▶ [EXERCISE OBJECTIVE]
Restate each entry word for word, leaving nothing out.

▶ [INPUT]
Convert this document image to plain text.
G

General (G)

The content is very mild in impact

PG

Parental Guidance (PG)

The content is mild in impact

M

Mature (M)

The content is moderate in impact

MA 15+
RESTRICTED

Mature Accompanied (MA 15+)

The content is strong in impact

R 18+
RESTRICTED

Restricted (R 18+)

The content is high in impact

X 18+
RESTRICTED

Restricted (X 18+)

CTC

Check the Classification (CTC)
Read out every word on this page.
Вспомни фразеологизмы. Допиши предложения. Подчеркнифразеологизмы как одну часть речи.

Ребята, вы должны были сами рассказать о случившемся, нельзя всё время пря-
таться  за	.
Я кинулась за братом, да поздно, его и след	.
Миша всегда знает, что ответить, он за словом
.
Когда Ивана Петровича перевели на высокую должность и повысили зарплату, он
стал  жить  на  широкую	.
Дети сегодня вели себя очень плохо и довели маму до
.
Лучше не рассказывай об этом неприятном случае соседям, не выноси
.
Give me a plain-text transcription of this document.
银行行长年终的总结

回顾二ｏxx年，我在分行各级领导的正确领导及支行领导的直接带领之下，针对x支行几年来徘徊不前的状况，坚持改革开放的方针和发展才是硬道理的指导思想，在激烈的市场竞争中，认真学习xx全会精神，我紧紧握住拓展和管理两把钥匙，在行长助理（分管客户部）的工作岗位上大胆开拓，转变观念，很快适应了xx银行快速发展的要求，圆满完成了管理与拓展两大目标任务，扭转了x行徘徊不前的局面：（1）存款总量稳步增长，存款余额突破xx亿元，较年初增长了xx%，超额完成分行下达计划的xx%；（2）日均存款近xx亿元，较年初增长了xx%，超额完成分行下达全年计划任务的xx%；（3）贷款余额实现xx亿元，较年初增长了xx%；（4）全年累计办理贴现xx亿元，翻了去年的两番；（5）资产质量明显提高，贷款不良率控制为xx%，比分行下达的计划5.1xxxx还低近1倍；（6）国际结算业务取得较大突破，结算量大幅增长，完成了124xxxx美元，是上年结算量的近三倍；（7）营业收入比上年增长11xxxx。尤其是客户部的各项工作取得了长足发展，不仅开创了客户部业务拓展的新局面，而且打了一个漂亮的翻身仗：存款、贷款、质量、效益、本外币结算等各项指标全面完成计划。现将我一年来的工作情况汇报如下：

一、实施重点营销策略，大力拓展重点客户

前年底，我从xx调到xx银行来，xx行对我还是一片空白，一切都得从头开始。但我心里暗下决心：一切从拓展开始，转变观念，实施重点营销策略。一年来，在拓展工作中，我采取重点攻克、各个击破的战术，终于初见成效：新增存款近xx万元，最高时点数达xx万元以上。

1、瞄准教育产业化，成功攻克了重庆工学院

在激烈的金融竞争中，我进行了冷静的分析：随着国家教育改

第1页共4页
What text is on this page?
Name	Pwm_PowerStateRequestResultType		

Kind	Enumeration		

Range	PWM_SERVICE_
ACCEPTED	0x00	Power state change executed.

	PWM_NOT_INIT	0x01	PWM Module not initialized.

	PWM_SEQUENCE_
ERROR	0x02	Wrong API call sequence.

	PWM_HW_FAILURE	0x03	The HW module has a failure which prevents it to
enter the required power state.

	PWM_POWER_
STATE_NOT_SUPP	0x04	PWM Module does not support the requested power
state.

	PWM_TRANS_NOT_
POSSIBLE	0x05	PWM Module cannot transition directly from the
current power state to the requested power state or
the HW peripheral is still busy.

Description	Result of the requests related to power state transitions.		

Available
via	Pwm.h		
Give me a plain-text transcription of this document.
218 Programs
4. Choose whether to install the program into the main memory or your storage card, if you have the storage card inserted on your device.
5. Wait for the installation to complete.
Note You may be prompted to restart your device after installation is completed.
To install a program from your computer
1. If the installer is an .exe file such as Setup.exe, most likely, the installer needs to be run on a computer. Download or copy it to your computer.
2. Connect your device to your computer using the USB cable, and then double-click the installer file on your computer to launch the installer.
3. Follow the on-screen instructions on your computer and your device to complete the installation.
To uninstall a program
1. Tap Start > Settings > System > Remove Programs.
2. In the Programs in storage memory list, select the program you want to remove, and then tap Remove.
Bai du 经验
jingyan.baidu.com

▶ [OUTPUT BELOW]
Convert this document image to plain text.
G

General (G)

The content is very mild in impact

PG

Parental Guidance (PG)

The content is mild in impact

M

Mature (M)

The content is moderate in impact

MA 15+
RESTRICTED

Mature Accompanied (MA 15+)

The content is strong in impact

R 18+
RESTRICTED

Restricted (R 18+)

The content is high in impact

X 18+
RESTRICTED

Restricted (X 18+)

CTC

Check the Classification (CTC)
Read out every word on this page.
Вспомни фразеологизмы. Допиши предложения. Подчеркнифразеологизмы как одну часть речи.

Ребята, вы должны были сами рассказать о случившемся, нельзя всё время пря-
таться  за	.
Я кинулась за братом, да поздно, его и след	.
Миша всегда знает, что ответить, он за словом
.
Когда Ивана Петровича перевели на высокую должность и повысили зарплату, он
стал  жить  на  широкую	.
Дети сегодня вели себя очень плохо и довели маму до
.
Лучше не рассказывай об этом неприятном случае соседям, не выноси
.
Give me a plain-text transcription of this document.
银行行长年终的总结

回顾二ｏxx年，我在分行各级领导的正确领导及支行领导的直接带领之下，针对x支行几年来徘徊不前的状况，坚持改革开放的方针和发展才是硬道理的指导思想，在激烈的市场竞争中，认真学习xx全会精神，我紧紧握住拓展和管理两把钥匙，在行长助理（分管客户部）的工作岗位上大胆开拓，转变观念，很快适应了xx银行快速发展的要求，圆满完成了管理与拓展两大目标任务，扭转了x行徘徊不前的局面：（1）存款总量稳步增长，存款余额突破xx亿元，较年初增长了xx%，超额完成分行下达计划的xx%；（2）日均存款近xx亿元，较年初增长了xx%，超额完成分行下达全年计划任务的xx%；（3）贷款余额实现xx亿元，较年初增长了xx%；（4）全年累计办理贴现xx亿元，翻了去年的两番；（5）资产质量明显提高，贷款不良率控制为xx%，比分行下达的计划5.1xxxx还低近1倍；（6）国际结算业务取得较大突破，结算量大幅增长，完成了124xxxx美元，是上年结算量的近三倍；（7）营业收入比上年增长11xxxx。尤其是客户部的各项工作取得了长足发展，不仅开创了客户部业务拓展的新局面，而且打了一个漂亮的翻身仗：存款、贷款、质量、效益、本外币结算等各项指标全面完成计划。现将我一年来的工作情况汇报如下：

一、实施重点营销策略，大力拓展重点客户

前年底，我从xx调到xx银行来，xx行对我还是一片空白，一切都得从头开始。但我心里暗下决心：一切从拓展开始，转变观念，实施重点营销策略。一年来，在拓展工作中，我采取重点攻克、各个击破的战术，终于初见成效：新增存款近xx万元，最高时点数达xx万元以上。

1、瞄准教育产业化，成功攻克了重庆工学院

在激烈的金融竞争中，我进行了冷静的分析：随着国家教育改

第1页共4页
What text is on this page?
Name	Pwm_PowerStateRequestResultType		

Kind	Enumeration		

Range	PWM_SERVICE_
ACCEPTED	0x00	Power state change executed.

	PWM_NOT_INIT	0x01	PWM Module not initialized.

	PWM_SEQUENCE_
ERROR	0x02	Wrong API call sequence.

	PWM_HW_FAILURE	0x03	The HW module has a failure which prevents it to
enter the required power state.

	PWM_POWER_
STATE_NOT_SUPP	0x04	PWM Module does not support the requested power
state.

	PWM_TRANS_NOT_
POSSIBLE	0x05	PWM Module cannot transition directly from the
current power state to the requested power state or
the HW peripheral is still busy.

Description	Result of the requests related to power state transitions.		

Available
via	Pwm.h		
Give me a plain-text transcription of this document.
218 Programs
4. Choose whether to install the program into the main memory or your storage card, if you have the storage card inserted on your device.
5. Wait for the installation to complete.
Note You may be prompted to restart your device after installation is completed.
To install a program from your computer
1. If the installer is an .exe file such as Setup.exe, most likely, the installer needs to be run on a computer. Download or copy it to your computer.
2. Connect your device to your computer using the USB cable, and then double-click the installer file on your computer to launch the installer.
3. Follow the on-screen instructions on your computer and your device to complete the installation.
To uninstall a program
1. Tap Start > Settings > System > Remove Programs.
2. In the Programs in storage memory list, select the program you want to remove, and then tap Remove.
Bai du 经验
jingyan.baidu.com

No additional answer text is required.